• Material to process:

---------------

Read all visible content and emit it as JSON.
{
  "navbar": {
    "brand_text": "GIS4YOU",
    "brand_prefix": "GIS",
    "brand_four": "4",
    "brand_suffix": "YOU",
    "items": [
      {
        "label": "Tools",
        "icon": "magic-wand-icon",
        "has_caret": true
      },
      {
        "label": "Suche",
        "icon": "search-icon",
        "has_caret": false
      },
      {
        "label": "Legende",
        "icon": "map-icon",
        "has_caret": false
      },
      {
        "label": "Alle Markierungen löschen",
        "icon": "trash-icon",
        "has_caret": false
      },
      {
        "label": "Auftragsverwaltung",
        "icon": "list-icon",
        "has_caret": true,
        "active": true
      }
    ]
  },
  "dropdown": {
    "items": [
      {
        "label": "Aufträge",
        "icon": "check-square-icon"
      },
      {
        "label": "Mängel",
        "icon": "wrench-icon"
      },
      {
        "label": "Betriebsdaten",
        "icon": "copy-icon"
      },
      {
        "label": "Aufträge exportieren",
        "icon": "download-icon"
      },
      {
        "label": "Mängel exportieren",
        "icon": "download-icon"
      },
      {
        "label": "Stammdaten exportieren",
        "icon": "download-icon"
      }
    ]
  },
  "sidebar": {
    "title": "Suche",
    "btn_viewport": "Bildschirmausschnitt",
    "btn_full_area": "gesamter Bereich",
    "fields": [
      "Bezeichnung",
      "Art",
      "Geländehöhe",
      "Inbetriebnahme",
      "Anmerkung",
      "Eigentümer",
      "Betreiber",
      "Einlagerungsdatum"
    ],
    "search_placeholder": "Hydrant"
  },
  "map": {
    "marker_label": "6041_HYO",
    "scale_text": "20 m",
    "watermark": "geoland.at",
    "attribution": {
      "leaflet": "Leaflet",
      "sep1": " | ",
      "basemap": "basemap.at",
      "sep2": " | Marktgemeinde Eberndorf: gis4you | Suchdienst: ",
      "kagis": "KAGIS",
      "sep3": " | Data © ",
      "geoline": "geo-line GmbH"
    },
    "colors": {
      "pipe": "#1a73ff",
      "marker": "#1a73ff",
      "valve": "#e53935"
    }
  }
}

---------------

• Task brief: From the data above, work out how many lines hold "Aufträge". Answer with the number alone.

• Solved problem: 2